▶ [Exercise description] Quote the full listing word for word.

START Data supplied

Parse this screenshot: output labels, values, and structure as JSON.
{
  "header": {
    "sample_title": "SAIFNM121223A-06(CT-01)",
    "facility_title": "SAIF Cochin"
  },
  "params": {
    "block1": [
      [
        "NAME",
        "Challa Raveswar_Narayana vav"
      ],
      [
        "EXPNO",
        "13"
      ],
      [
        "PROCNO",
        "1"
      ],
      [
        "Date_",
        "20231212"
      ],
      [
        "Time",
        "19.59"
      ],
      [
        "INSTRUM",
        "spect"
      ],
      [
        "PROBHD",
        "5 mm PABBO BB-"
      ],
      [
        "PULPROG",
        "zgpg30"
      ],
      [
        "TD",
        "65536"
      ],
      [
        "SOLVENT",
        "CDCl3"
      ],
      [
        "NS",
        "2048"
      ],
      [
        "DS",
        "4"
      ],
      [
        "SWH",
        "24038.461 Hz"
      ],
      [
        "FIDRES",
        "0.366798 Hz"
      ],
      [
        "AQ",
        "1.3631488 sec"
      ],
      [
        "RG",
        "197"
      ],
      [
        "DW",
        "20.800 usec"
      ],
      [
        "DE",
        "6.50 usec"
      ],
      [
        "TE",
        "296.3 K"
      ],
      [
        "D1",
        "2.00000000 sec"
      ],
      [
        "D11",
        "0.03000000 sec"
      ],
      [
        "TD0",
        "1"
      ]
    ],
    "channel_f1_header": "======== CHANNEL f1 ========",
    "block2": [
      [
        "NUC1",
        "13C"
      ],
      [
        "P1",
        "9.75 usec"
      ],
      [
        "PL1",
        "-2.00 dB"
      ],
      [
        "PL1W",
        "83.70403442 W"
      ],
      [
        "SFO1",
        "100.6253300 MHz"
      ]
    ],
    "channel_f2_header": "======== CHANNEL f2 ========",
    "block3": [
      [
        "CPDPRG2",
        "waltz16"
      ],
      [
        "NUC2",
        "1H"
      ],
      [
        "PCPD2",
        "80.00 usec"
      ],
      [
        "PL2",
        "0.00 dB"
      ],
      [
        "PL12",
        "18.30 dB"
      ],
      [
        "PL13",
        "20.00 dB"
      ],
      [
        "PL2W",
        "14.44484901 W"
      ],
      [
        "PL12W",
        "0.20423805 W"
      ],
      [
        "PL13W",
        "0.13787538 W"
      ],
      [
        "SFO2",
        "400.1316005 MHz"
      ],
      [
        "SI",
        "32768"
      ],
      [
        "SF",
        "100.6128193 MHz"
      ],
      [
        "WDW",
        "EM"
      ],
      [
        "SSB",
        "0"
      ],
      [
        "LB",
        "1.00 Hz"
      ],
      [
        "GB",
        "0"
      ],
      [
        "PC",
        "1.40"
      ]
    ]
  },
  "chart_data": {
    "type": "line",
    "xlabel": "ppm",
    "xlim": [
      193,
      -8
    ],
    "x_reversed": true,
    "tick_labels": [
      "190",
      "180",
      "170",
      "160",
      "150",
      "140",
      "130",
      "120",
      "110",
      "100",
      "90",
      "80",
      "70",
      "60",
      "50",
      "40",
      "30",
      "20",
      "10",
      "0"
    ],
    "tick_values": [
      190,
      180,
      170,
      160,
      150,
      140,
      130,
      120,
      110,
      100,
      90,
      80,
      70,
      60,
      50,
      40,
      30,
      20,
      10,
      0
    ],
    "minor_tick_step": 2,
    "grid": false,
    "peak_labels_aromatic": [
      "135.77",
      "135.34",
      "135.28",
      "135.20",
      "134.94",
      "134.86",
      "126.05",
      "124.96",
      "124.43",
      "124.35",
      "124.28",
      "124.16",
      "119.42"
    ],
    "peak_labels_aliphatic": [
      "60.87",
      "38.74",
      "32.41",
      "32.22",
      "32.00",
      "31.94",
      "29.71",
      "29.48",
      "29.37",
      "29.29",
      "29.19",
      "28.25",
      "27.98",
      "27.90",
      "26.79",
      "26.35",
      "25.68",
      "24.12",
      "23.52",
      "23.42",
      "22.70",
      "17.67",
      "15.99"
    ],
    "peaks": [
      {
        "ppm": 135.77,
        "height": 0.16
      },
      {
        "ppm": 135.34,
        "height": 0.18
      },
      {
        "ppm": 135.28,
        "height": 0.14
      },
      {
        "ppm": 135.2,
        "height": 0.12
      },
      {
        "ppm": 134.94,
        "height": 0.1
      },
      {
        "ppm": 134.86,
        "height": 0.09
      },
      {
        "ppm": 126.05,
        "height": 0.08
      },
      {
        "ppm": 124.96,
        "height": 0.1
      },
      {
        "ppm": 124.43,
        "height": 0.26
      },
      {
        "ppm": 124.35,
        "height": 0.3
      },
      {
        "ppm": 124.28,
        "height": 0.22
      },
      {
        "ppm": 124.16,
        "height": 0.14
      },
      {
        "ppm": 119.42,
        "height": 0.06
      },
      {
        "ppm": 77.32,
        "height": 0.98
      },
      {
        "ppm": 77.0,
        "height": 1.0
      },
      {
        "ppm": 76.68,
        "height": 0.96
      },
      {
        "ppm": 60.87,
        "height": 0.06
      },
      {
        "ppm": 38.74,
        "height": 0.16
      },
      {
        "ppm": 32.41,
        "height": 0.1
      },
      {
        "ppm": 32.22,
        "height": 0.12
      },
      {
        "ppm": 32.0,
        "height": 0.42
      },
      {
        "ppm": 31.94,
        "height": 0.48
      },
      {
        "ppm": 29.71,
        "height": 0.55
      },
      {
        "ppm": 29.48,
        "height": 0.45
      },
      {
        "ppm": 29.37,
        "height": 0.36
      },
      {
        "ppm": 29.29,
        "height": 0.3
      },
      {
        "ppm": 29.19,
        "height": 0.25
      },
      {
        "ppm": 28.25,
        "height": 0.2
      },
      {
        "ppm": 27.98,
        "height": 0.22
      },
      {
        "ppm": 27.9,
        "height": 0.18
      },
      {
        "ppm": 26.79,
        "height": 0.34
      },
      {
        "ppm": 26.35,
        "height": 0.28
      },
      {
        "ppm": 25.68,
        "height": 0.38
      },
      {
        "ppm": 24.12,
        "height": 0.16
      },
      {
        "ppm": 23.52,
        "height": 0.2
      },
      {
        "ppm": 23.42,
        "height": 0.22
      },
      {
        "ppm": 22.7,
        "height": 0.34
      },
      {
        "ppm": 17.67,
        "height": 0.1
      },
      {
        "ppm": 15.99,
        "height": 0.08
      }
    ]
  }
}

END Data supplied

▶ [Answer to the task]
Parse this screenshot: output labels, values, and structure as JSON.
{
  "header": {
    "sample_title": "SAIFNM121223A-06(CT-01)",
    "facility_title": "SAIF Cochin"
  },
  "params": {
    "block1": [
      [
        "NAME",
        "Challa Raveswar_Narayana vav"
      ],
      [
        "EXPNO",
        "13"
      ],
      [
        "PROCNO",
        "1"
      ],
      [
        "Date_",
        "20231212"
      ],
      [
        "Time",
        "19.59"
      ],
      [
        "INSTRUM",
        "spect"
      ],
      [
        "PROBHD",
        "5 mm PABBO BB-"
      ],
      [
        "PULPROG",
        "zgpg30"
      ],
      [
        "TD",
        "65536"
      ],
      [
        "SOLVENT",
        "CDCl3"
      ],
      [
        "NS",
        "2048"
      ],
      [
        "DS",
        "4"
      ],
      [
        "SWH",
        "24038.461 Hz"
      ],
      [
        "FIDRES",
        "0.366798 Hz"
      ],
      [
        "AQ",
        "1.3631488 sec"
      ],
      [
        "RG",
        "197"
      ],
      [
        "DW",
        "20.800 usec"
      ],
      [
        "DE",
        "6.50 usec"
      ],
      [
        "TE",
        "296.3 K"
      ],
      [
        "D1",
        "2.00000000 sec"
      ],
      [
        "D11",
        "0.03000000 sec"
      ],
      [
        "TD0",
        "1"
      ]
    ],
    "channel_f1_header": "======== CHANNEL f1 ========",
    "block2": [
      [
        "NUC1",
        "13C"
      ],
      [
        "P1",
        "9.75 usec"
      ],
      [
        "PL1",
        "-2.00 dB"
      ],
      [
        "PL1W",
        "83.70403442 W"
      ],
      [
        "SFO1",
        "100.6253300 MHz"
      ]
    ],
    "channel_f2_header": "======== CHANNEL f2 ========",
    "block3": [
      [
        "CPDPRG2",
        "waltz16"
      ],
      [
        "NUC2",
        "1H"
      ],
      [
        "PCPD2",
        "80.00 usec"
      ],
      [
        "PL2",
        "0.00 dB"
      ],
      [
        "PL12",
        "18.30 dB"
      ],
      [
        "PL13",
        "20.00 dB"
      ],
      [
        "PL2W",
        "14.44484901 W"
      ],
      [
        "PL12W",
        "0.20423805 W"
      ],
      [
        "PL13W",
        "0.13787538 W"
      ],
      [
        "SFO2",
        "400.1316005 MHz"
      ],
      [
        "SI",
        "32768"
      ],
      [
        "SF",
        "100.6128193 MHz"
      ],
      [
        "WDW",
        "EM"
      ],
      [
        "SSB",
        "0"
      ],
      [
        "LB",
        "1.00 Hz"
      ],
      [
        "GB",
        "0"
      ],
      [
        "PC",
        "1.40"
      ]
    ]
  },
  "chart_data": {
    "type": "line",
    "xlabel": "ppm",
    "xlim": [
      193,
      -8
    ],
    "x_reversed": true,
    "tick_labels": [
      "190",
      "180",
      "170",
      "160",
      "150",
      "140",
      "130",
      "120",
      "110",
      "100",
      "90",
      "80",
      "70",
      "60",
      "50",
      "40",
      "30",
      "20",
      "10",
      "0"
    ],
    "tick_values": [
      190,
      180,
      170,
      160,
      150,
      140,
      130,
      120,
      110,
      100,
      90,
      80,
      70,
      60,
      50,
      40,
      30,
      20,
      10,
      0
    ],
    "minor_tick_step": 2,
    "grid": false,
    "peak_labels_aromatic": [
      "135.77",
      "135.34",
      "135.28",
      "135.20",
      "134.94",
      "134.86",
      "126.05",
      "124.96",
      "124.43",
      "124.35",
      "124.28",
      "124.16",
      "119.42"
    ],
    "peak_labels_aliphatic": [
      "60.87",
      "38.74",
      "32.41",
      "32.22",
      "32.00",
      "31.94",
      "29.71",
      "29.48",
      "29.37",
      "29.29",
      "29.19",
      "28.25",
      "27.98",
      "27.90",
      "26.79",
      "26.35",
      "25.68",
      "24.12",
      "23.52",
      "23.42",
      "22.70",
      "17.67",
      "15.99"
    ],
    "peaks": [
      {
        "ppm": 135.77,
        "height": 0.16
      },
      {
        "ppm": 135.34,
        "height": 0.18
      },
      {
        "ppm": 135.28,
        "height": 0.14
      },
      {
        "ppm": 135.2,
        "height": 0.12
      },
      {
        "ppm": 134.94,
        "height": 0.1
      },
      {
        "ppm": 134.86,
        "height": 0.09
      },
      {
        "ppm": 126.05,
        "height": 0.08
      },
      {
        "ppm": 124.96,
        "height": 0.1
      },
      {
        "ppm": 124.43,
        "height": 0.26
      },
      {
        "ppm": 124.35,
        "height": 0.3
      },
      {
        "ppm": 124.28,
        "height": 0.22
      },
      {
        "ppm": 124.16,
        "height": 0.14
      },
      {
        "ppm": 119.42,
        "height": 0.06
      },
      {
        "ppm": 77.32,
        "height": 0.98
      },
      {
        "ppm": 77.0,
        "height": 1.0
      },
      {
        "ppm": 76.68,
        "height": 0.96
      },
      {
        "ppm": 60.87,
        "height": 0.06
      },
      {
        "ppm": 38.74,
        "height": 0.16
      },
      {
        "ppm": 32.41,
        "height": 0.1
      },
      {
        "ppm": 32.22,
        "height": 0.12
      },
      {
        "ppm": 32.0,
        "height": 0.42
      },
      {
        "ppm": 31.94,
        "height": 0.48
      },
      {
        "ppm": 29.71,
        "height": 0.55
      },
      {
        "ppm": 29.48,
        "height": 0.45
      },
      {
        "ppm": 29.37,
        "height": 0.36
      },
      {
        "ppm": 29.29,
        "height": 0.3
      },
      {
        "ppm": 29.19,
        "height": 0.25
      },
      {
        "ppm": 28.25,
        "height": 0.2
      },
      {
        "ppm": 27.98,
        "height": 0.22
      },
      {
        "ppm": 27.9,
        "height": 0.18
      },
      {
        "ppm": 26.79,
        "height": 0.34
      },
      {
        "ppm": 26.35,
        "height": 0.28
      },
      {
        "ppm": 25.68,
        "height": 0.38
      },
      {
        "ppm": 24.12,
        "height": 0.16
      },
      {
        "ppm": 23.52,
        "height": 0.2
      },
      {
        "ppm": 23.42,
        "height": 0.22
      },
      {
        "ppm": 22.7,
        "height": 0.34
      },
      {
        "ppm": 17.67,
        "height": 0.1
      },
      {
        "ppm": 15.99,
        "height": 0.08
      }
    ]
  }
}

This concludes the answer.